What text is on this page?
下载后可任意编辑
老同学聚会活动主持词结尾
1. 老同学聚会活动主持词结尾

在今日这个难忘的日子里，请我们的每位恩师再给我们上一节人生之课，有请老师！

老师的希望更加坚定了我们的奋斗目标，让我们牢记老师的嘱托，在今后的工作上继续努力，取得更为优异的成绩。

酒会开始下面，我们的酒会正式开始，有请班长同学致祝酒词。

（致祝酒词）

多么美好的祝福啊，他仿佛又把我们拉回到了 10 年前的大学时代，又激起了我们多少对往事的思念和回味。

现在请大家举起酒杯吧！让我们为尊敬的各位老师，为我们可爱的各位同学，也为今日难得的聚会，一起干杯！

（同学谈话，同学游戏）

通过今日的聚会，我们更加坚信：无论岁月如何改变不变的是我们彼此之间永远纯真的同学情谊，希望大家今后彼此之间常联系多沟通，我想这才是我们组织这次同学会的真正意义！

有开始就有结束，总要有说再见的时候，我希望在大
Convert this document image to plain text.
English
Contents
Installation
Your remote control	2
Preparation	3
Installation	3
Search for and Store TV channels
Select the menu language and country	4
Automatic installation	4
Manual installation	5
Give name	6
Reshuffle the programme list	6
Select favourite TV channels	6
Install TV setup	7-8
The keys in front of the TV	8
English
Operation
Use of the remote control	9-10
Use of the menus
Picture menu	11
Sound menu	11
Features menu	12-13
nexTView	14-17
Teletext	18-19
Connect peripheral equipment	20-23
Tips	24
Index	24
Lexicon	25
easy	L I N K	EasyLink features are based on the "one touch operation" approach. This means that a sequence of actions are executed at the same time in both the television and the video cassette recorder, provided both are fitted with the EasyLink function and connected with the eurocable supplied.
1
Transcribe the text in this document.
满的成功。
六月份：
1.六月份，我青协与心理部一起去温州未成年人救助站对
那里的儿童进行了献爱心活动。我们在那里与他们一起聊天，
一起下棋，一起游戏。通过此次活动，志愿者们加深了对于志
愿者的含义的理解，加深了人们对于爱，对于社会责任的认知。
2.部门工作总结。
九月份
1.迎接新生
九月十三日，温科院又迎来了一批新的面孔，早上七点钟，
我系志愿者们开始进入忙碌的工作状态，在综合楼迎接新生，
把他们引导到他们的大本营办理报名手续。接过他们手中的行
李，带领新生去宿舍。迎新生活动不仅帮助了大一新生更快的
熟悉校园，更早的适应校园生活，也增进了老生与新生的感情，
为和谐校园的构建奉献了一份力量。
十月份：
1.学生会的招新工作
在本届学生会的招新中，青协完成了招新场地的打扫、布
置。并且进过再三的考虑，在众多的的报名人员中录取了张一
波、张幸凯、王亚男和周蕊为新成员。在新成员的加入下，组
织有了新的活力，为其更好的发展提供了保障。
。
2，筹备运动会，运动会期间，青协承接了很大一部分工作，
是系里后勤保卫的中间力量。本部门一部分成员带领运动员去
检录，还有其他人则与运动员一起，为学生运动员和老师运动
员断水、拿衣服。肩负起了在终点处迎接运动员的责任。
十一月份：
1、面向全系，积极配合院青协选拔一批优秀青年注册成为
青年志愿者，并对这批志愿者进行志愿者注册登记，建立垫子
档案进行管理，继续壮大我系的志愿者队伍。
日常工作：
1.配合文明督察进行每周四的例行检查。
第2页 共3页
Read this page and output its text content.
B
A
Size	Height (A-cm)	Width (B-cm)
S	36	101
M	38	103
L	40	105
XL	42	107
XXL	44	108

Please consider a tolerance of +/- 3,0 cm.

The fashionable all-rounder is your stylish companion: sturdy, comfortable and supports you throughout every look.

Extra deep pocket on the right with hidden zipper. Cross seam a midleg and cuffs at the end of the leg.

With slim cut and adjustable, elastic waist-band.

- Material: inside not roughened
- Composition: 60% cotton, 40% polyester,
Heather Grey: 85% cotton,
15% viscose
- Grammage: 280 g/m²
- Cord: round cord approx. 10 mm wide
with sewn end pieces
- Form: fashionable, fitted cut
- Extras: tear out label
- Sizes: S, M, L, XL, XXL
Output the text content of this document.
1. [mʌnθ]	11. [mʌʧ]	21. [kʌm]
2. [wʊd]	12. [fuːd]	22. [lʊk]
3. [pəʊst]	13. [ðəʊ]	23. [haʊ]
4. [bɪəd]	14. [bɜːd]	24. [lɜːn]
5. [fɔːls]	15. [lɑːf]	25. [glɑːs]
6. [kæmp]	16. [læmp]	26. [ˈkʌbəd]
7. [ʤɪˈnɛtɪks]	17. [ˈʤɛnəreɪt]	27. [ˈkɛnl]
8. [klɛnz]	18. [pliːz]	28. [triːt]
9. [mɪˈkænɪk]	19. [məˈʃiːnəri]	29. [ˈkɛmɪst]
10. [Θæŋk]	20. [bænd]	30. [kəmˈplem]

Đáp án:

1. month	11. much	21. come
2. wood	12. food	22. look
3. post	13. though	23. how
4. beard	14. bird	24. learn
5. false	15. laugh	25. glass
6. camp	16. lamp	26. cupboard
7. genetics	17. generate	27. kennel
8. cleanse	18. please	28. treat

====

**EXERCISE**
Within the listing above, copy each line that has the string "Select".

**TASK OUTPUT**
Select the menu language and country	4
Select favourite TV channels	6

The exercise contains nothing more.